MATERIAL SUPPLIED.
^^^^

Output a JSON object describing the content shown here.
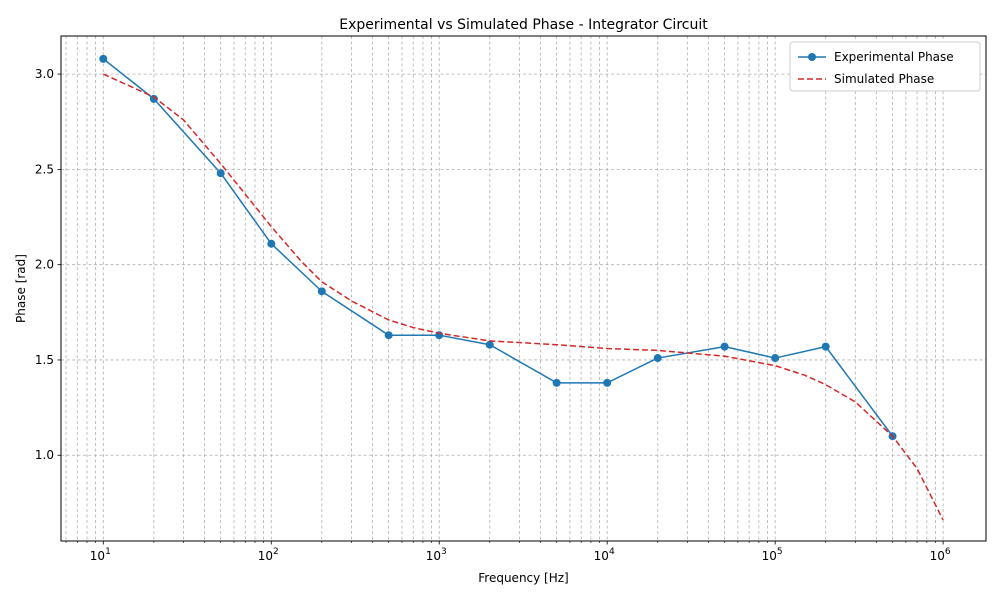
{
  "chart_data": {
    "type": "line",
    "title": "Experimental vs Simulated Phase - Integrator Circuit",
    "xlabel": "Frequency [Hz]",
    "ylabel": "Phase [rad]",
    "xscale": "log",
    "xlim": [
      5.6,
      1800000
    ],
    "ylim": [
      0.55,
      3.2
    ],
    "x_ticks": [
      {
        "value": 10,
        "base": "10",
        "exp": "1"
      },
      {
        "value": 100,
        "base": "10",
        "exp": "2"
      },
      {
        "value": 1000,
        "base": "10",
        "exp": "3"
      },
      {
        "value": 10000,
        "base": "10",
        "exp": "4"
      },
      {
        "value": 100000,
        "base": "10",
        "exp": "5"
      },
      {
        "value": 1000000,
        "base": "10",
        "exp": "6"
      }
    ],
    "y_ticks": [
      "1.0",
      "1.5",
      "2.0",
      "2.5",
      "3.0"
    ],
    "grid": true,
    "grid_minor": true,
    "legend_position": "top-right",
    "series": [
      {
        "name": "Experimental Phase",
        "color": "#1f77b4",
        "style": "solid-with-markers",
        "x": [
          10,
          20,
          50,
          100,
          200,
          500,
          1000,
          2000,
          5000,
          10000,
          20000,
          50000,
          100000,
          200000,
          500000
        ],
        "y": [
          3.08,
          2.87,
          2.48,
          2.11,
          1.86,
          1.63,
          1.63,
          1.58,
          1.38,
          1.38,
          1.51,
          1.57,
          1.51,
          1.57,
          1.1
        ]
      },
      {
        "name": "Simulated Phase",
        "color": "#d62728",
        "style": "dashed",
        "x": [
          10,
          20,
          30,
          50,
          70,
          100,
          150,
          200,
          300,
          500,
          700,
          1000,
          2000,
          5000,
          10000,
          20000,
          50000,
          100000,
          150000,
          200000,
          300000,
          500000,
          700000,
          1000000
        ],
        "y": [
          3.0,
          2.88,
          2.76,
          2.53,
          2.37,
          2.2,
          2.02,
          1.91,
          1.81,
          1.71,
          1.67,
          1.64,
          1.6,
          1.58,
          1.56,
          1.55,
          1.52,
          1.47,
          1.42,
          1.37,
          1.28,
          1.1,
          0.93,
          0.66
        ]
      }
    ]
  }
}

^^^^

THE PROBLEM. Gather each line of the records holding the string "Experimental".

REPLY.
    "title": "Experimental vs Simulated Phase - Integrator Circuit",
        "name": "Experimental Phase",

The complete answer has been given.